# START OF SOURCE MATERIAL
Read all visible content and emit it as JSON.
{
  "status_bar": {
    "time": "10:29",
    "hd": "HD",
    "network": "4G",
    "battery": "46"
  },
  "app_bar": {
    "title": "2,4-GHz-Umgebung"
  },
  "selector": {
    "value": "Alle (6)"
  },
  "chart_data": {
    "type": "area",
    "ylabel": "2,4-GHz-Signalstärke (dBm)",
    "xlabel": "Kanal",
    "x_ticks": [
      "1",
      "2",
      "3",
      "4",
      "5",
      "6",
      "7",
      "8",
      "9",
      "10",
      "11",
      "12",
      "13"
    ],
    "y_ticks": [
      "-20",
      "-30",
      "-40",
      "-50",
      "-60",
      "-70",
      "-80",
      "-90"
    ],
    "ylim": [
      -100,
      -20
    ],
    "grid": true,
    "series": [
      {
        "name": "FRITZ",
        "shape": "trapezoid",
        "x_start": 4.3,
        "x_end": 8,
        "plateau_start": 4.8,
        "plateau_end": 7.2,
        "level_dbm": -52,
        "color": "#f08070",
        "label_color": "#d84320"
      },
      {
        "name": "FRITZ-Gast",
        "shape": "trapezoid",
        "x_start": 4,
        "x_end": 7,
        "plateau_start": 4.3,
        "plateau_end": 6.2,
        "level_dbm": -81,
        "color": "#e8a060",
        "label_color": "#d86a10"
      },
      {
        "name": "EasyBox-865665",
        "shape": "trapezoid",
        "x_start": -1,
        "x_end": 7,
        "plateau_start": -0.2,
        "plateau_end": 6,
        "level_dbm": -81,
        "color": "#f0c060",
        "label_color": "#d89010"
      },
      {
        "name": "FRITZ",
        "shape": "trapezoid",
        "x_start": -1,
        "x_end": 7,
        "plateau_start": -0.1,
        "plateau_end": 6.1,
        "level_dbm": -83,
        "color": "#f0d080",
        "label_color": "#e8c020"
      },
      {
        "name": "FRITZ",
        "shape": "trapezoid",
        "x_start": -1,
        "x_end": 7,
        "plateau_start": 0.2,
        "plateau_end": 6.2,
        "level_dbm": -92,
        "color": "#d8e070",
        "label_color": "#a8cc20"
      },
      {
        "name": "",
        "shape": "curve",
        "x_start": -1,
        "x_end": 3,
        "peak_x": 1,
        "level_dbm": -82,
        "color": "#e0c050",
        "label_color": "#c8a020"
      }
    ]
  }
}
# END OF SOURCE MATERIAL
**YOUR GOAL:** Quote all the records. Keep every word exact.

**FULL OUTPUT:**
Read all visible content and emit it as JSON.
{
  "status_bar": {
    "time": "10:29",
    "hd": "HD",
    "network": "4G",
    "battery": "46"
  },
  "app_bar": {
    "title": "2,4-GHz-Umgebung"
  },
  "selector": {
    "value": "Alle (6)"
  },
  "chart_data": {
    "type": "area",
    "ylabel": "2,4-GHz-Signalstärke (dBm)",
    "xlabel": "Kanal",
    "x_ticks": [
      "1",
      "2",
      "3",
      "4",
      "5",
      "6",
      "7",
      "8",
      "9",
      "10",
      "11",
      "12",
      "13"
    ],
    "y_ticks": [
      "-20",
      "-30",
      "-40",
      "-50",
      "-60",
      "-70",
      "-80",
      "-90"
    ],
    "ylim": [
      -100,
      -20
    ],
    "grid": true,
    "series": [
      {
        "name": "FRITZ",
        "shape": "trapezoid",
        "x_start": 4.3,
        "x_end": 8,
        "plateau_start": 4.8,
        "plateau_end": 7.2,
        "level_dbm": -52,
        "color": "#f08070",
        "label_color": "#d84320"
      },
      {
        "name": "FRITZ-Gast",
        "shape": "trapezoid",
        "x_start": 4,
        "x_end": 7,
        "plateau_start": 4.3,
        "plateau_end": 6.2,
        "level_dbm": -81,
        "color": "#e8a060",
        "label_color": "#d86a10"
      },
      {
        "name": "EasyBox-865665",
        "shape": "trapezoid",
        "x_start": -1,
        "x_end": 7,
        "plateau_start": -0.2,
        "plateau_end": 6,
        "level_dbm": -81,
        "color": "#f0c060",
        "label_color": "#d89010"
      },
      {
        "name": "FRITZ",
        "shape": "trapezoid",
        "x_start": -1,
        "x_end": 7,
        "plateau_start": -0.1,
        "plateau_end": 6.1,
        "level_dbm": -83,
        "color": "#f0d080",
        "label_color": "#e8c020"
      },
      {
        "name": "FRITZ",
        "shape": "trapezoid",
        "x_start": -1,
        "x_end": 7,
        "plateau_start": 0.2,
        "plateau_end": 6.2,
        "level_dbm": -92,
        "color": "#d8e070",
        "label_color": "#a8cc20"
      },
      {
        "name": "",
        "shape": "curve",
        "x_start": -1,
        "x_end": 3,
        "peak_x": 1,
        "level_dbm": -82,
        "color": "#e0c050",
        "label_color": "#c8a020"
      }
    ]
  }
}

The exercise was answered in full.